◆ Problem to work on ◆
Search the material for "Paladset" and show all lines that contain it.
* * *
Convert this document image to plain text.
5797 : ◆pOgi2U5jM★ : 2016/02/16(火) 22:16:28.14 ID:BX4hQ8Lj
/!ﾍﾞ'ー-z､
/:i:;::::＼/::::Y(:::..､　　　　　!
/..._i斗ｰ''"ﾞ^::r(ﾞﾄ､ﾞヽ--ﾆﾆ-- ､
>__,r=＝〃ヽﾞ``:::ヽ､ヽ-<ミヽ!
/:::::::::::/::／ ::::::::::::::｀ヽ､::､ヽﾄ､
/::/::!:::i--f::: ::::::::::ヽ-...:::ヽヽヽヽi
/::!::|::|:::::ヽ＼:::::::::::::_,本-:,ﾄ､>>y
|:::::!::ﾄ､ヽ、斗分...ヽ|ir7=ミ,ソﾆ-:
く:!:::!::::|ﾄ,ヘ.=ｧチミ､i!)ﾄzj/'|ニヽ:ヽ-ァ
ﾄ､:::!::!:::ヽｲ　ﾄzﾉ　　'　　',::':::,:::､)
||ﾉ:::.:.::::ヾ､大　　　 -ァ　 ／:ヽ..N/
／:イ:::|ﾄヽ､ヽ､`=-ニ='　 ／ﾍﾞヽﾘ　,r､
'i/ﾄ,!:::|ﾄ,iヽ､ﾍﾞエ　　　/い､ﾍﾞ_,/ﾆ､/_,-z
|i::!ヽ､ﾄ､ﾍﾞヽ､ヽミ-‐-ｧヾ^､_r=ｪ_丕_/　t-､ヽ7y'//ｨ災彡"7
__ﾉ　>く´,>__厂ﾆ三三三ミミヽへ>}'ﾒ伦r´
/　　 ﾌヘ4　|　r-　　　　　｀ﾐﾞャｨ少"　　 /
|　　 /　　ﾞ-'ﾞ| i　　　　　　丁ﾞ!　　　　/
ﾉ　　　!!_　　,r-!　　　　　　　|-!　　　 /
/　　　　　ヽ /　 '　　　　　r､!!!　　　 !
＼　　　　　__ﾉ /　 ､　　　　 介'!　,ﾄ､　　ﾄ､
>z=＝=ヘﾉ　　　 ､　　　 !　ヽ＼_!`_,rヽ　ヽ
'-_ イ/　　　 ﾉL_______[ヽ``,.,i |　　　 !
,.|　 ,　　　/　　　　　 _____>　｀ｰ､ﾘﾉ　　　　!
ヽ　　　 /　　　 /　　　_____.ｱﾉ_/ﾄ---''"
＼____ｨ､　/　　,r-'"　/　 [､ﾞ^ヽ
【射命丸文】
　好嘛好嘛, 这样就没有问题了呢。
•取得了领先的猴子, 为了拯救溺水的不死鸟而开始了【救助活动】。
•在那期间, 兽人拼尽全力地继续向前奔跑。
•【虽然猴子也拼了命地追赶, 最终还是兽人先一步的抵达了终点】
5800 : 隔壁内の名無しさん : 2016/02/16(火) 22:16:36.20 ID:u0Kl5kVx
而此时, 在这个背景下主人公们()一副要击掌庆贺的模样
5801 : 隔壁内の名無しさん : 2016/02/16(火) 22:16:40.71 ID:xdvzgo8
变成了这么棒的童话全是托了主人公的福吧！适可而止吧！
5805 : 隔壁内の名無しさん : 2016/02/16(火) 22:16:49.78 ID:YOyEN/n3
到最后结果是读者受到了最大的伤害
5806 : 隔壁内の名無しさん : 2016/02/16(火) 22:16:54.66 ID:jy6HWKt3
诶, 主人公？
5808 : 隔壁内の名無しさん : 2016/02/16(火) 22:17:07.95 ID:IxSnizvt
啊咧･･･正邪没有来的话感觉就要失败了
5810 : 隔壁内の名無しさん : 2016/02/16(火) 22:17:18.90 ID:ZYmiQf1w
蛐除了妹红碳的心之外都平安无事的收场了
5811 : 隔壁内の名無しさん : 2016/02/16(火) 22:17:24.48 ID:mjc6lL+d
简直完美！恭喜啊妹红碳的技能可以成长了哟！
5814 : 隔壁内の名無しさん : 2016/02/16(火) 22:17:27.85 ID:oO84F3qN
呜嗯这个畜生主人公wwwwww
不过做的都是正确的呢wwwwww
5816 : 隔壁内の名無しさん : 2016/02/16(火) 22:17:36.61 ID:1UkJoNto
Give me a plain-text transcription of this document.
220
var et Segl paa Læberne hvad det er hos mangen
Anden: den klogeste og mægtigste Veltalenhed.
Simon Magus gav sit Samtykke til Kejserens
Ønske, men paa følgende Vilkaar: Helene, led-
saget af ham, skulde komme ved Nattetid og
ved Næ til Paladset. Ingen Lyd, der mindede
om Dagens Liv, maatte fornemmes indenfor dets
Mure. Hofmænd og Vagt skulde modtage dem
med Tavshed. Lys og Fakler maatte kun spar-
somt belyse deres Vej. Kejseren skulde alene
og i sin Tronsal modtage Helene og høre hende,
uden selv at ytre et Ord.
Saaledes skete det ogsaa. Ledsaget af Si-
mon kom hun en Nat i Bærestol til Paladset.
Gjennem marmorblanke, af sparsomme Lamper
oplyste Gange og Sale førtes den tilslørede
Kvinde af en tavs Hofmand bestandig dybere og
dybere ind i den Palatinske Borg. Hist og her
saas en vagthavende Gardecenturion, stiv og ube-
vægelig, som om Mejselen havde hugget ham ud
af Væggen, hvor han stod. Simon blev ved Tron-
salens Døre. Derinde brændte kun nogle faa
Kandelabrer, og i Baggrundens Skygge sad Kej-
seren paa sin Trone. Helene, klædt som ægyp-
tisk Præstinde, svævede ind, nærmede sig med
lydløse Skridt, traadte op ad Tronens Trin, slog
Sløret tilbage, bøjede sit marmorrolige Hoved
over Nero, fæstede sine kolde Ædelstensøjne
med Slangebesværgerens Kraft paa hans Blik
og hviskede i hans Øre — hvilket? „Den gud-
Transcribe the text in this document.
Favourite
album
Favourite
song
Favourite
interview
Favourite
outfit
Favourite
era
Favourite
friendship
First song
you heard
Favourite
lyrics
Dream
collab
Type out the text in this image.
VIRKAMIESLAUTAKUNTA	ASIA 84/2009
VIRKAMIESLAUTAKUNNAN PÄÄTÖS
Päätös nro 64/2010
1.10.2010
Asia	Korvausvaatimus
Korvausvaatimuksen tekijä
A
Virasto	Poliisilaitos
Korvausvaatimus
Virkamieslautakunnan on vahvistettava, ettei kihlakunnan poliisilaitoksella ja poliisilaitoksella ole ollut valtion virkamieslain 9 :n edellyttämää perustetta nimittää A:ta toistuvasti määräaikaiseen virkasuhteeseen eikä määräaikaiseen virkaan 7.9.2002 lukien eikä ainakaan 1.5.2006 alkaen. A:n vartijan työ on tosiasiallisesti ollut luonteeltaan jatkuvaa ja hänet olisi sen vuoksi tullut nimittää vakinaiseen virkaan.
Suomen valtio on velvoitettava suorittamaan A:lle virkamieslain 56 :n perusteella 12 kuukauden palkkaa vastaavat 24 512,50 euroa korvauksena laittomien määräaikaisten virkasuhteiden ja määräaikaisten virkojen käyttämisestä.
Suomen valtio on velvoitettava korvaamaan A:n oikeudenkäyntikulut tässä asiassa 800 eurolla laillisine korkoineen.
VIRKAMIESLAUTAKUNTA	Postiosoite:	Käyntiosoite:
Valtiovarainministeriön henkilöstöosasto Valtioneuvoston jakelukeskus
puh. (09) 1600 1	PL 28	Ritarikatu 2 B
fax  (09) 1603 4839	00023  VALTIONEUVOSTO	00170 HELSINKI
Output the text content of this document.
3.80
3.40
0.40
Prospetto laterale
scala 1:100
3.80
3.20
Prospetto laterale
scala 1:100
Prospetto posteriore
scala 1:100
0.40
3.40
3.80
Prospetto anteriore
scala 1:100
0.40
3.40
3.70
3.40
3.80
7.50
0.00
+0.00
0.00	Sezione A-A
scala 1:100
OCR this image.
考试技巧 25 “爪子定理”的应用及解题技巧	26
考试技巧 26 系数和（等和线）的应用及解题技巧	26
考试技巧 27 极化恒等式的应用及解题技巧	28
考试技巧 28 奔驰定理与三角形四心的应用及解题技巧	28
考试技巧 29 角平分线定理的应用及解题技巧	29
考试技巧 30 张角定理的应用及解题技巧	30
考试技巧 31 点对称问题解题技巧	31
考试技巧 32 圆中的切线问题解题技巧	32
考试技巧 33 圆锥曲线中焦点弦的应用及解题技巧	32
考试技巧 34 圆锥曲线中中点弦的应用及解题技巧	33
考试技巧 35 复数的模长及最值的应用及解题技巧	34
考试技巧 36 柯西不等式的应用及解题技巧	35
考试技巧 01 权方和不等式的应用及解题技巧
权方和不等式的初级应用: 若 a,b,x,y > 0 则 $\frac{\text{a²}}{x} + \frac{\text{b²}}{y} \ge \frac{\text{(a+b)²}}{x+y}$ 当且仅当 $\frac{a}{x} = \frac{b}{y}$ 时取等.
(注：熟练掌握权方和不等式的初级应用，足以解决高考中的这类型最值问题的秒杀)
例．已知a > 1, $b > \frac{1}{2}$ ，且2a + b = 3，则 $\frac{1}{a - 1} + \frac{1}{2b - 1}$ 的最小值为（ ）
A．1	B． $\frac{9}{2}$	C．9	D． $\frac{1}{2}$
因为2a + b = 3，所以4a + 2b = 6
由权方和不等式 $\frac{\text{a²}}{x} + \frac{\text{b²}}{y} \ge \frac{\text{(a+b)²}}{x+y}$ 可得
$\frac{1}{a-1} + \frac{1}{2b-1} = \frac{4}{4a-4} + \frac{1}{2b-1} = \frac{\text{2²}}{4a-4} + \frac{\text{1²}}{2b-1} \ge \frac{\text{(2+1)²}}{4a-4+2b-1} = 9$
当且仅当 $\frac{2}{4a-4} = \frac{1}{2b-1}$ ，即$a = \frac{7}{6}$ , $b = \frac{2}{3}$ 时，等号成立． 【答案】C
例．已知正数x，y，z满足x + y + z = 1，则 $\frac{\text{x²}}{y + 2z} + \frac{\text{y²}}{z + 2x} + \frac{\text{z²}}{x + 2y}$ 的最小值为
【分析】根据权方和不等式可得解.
* * *
◆ Response below ◆
ved Næ til Paladset. Ingen Lyd, der mindede
mon kom hun en Nat i Bærestol til Paladset.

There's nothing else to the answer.